# START OF Records to use

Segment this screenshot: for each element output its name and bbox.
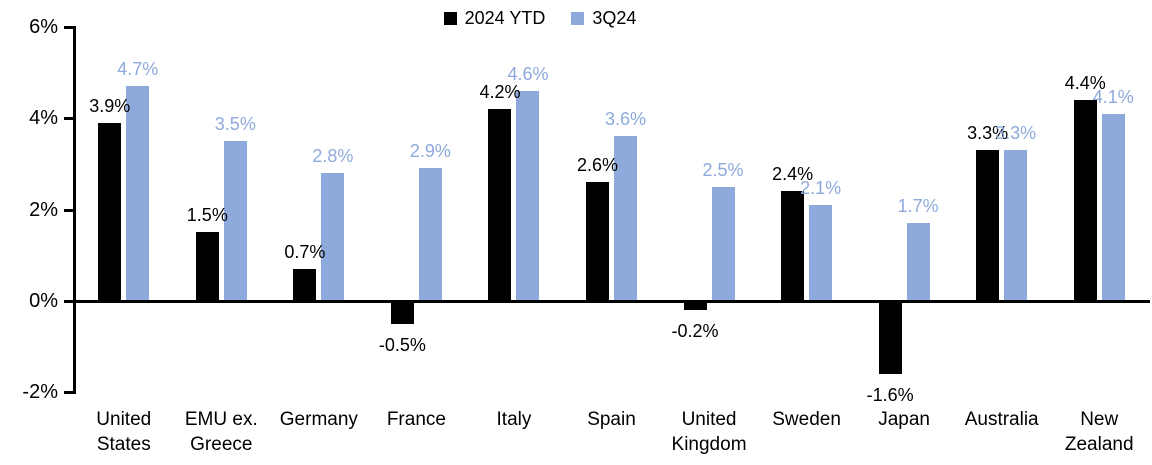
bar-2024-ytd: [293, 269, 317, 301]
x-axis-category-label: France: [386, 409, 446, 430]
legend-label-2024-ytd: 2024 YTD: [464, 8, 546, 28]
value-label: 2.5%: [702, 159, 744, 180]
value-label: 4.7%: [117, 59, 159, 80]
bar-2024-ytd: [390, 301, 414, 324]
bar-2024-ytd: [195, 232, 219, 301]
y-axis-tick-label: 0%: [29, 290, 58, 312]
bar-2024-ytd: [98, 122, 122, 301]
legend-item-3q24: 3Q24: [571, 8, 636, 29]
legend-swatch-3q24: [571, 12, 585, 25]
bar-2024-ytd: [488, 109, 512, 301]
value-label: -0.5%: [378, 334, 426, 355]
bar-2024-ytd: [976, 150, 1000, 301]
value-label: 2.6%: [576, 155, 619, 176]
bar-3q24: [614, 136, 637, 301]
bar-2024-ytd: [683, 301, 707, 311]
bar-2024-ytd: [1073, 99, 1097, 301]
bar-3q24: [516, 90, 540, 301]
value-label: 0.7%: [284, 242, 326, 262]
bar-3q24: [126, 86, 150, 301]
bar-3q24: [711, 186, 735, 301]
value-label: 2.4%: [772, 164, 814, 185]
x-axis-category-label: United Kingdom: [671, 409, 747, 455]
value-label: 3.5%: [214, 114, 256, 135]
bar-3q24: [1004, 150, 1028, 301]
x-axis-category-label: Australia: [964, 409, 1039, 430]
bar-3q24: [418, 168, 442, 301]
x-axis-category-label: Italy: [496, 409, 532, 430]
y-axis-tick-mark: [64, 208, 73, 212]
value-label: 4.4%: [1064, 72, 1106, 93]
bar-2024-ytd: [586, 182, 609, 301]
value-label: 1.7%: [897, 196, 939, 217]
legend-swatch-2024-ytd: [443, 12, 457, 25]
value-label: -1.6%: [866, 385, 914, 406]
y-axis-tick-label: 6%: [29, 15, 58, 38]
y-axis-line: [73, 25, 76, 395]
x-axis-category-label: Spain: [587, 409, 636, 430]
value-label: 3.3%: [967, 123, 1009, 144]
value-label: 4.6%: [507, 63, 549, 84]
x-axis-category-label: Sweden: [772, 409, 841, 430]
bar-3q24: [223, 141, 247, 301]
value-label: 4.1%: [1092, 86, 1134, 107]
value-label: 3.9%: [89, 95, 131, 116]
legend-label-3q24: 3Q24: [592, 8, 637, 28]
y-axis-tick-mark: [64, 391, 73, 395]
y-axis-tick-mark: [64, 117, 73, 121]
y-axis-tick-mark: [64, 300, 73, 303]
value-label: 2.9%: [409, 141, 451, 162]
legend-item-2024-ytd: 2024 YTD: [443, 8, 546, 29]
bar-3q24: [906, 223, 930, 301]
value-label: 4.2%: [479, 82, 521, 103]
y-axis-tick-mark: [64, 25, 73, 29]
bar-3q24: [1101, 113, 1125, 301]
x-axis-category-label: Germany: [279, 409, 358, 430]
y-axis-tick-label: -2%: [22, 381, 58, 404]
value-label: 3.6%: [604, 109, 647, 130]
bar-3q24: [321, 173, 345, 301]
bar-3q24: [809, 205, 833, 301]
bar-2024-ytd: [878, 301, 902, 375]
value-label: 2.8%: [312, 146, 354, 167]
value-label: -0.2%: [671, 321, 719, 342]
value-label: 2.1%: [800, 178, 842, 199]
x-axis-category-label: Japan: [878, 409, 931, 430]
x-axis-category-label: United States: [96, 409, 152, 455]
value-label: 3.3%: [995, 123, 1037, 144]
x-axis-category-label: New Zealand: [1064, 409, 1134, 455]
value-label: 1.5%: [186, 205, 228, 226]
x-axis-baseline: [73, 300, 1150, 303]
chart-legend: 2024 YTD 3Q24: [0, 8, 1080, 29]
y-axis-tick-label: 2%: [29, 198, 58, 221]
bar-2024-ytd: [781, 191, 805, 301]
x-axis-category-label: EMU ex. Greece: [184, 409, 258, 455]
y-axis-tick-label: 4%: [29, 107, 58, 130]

# END OF Records to use
# START OF Records to use

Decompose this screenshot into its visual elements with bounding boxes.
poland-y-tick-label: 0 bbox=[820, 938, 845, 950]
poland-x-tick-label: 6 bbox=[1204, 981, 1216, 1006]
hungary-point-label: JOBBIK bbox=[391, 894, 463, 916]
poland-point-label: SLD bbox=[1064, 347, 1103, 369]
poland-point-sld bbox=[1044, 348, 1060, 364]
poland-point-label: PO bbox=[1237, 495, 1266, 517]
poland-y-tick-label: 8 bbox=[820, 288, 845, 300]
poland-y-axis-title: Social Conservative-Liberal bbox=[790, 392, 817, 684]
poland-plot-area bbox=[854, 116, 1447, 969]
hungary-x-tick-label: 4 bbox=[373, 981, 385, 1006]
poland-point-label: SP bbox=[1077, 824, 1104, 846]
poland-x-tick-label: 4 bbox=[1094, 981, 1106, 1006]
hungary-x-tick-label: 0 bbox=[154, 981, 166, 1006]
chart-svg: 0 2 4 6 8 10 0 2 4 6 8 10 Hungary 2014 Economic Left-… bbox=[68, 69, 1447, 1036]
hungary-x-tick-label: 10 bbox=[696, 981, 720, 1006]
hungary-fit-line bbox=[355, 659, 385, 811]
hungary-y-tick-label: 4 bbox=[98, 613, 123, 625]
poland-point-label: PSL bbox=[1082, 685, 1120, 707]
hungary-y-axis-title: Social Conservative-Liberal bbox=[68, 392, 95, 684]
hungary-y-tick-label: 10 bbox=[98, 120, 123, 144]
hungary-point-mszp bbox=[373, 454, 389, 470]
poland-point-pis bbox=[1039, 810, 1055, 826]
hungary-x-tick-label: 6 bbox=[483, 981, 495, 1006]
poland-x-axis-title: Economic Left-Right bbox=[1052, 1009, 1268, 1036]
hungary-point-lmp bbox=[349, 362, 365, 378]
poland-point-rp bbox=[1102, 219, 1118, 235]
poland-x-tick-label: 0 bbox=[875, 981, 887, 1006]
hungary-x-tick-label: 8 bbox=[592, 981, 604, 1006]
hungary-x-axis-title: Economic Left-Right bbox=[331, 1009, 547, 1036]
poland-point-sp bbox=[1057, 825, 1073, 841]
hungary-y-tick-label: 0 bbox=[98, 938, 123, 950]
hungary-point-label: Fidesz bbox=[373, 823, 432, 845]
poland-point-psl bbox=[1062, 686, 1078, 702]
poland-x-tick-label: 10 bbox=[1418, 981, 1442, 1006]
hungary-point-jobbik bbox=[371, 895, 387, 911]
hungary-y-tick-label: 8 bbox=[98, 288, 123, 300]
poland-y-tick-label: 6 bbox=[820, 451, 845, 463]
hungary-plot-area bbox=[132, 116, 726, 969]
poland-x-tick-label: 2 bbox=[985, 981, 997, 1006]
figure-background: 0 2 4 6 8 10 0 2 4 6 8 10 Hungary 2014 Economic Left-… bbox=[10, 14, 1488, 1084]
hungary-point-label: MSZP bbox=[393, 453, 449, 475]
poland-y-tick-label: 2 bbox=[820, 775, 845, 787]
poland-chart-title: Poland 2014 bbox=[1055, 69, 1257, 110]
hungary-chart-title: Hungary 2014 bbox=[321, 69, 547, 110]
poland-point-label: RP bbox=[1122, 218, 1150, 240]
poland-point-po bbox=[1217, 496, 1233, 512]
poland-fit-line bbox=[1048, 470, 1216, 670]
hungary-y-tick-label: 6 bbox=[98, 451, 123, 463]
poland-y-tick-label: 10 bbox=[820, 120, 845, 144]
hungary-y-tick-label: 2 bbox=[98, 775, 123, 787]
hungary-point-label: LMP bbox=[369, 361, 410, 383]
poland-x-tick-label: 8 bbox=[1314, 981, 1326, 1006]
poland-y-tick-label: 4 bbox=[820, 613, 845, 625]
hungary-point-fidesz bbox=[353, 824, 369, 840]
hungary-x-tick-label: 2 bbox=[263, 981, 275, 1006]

# END OF Records to use

◆ Directive: Reproduce verbatim the stretch of the listing from the line containing "bar-2024-ytd: [293, 269, 317, 301]" through the line containing "value-label: -1.6%: [866, 385, 914, 406]", including both of those lines.

◆ Answer to this problem:
bar-2024-ytd: [293, 269, 317, 301]
x-axis-category-label: France: [386, 409, 446, 430]
legend-label-2024-ytd: 2024 YTD: [464, 8, 546, 28]
value-label: 2.5%: [702, 159, 744, 180]
value-label: 4.7%: [117, 59, 159, 80]
bar-2024-ytd: [390, 301, 414, 324]
bar-2024-ytd: [195, 232, 219, 301]
y-axis-tick-label: 0%: [29, 290, 58, 312]
bar-2024-ytd: [98, 122, 122, 301]
legend-item-3q24: 3Q24: [571, 8, 636, 29]
legend-swatch-3q24: [571, 12, 585, 25]
bar-2024-ytd: [488, 109, 512, 301]
value-label: -0.5%: [378, 334, 426, 355]
bar-2024-ytd: [976, 150, 1000, 301]
value-label: 2.6%: [576, 155, 619, 176]
bar-3q24: [614, 136, 637, 301]
bar-2024-ytd: [683, 301, 707, 311]
bar-2024-ytd: [1073, 99, 1097, 301]
bar-3q24: [516, 90, 540, 301]
value-label: 0.7%: [284, 242, 326, 262]
bar-3q24: [126, 86, 150, 301]
bar-3q24: [711, 186, 735, 301]
value-label: 2.4%: [772, 164, 814, 185]
x-axis-category-label: United Kingdom: [671, 409, 747, 455]
value-label: 3.5%: [214, 114, 256, 135]
bar-3q24: [1004, 150, 1028, 301]
x-axis-category-label: Australia: [964, 409, 1039, 430]
bar-3q24: [418, 168, 442, 301]
x-axis-category-label: Italy: [496, 409, 532, 430]
y-axis-tick-mark: [64, 208, 73, 212]
value-label: 4.4%: [1064, 72, 1106, 93]
bar-2024-ytd: [586, 182, 609, 301]
value-label: 1.7%: [897, 196, 939, 217]
legend-swatch-2024-ytd: [443, 12, 457, 25]
value-label: -1.6%: [866, 385, 914, 406]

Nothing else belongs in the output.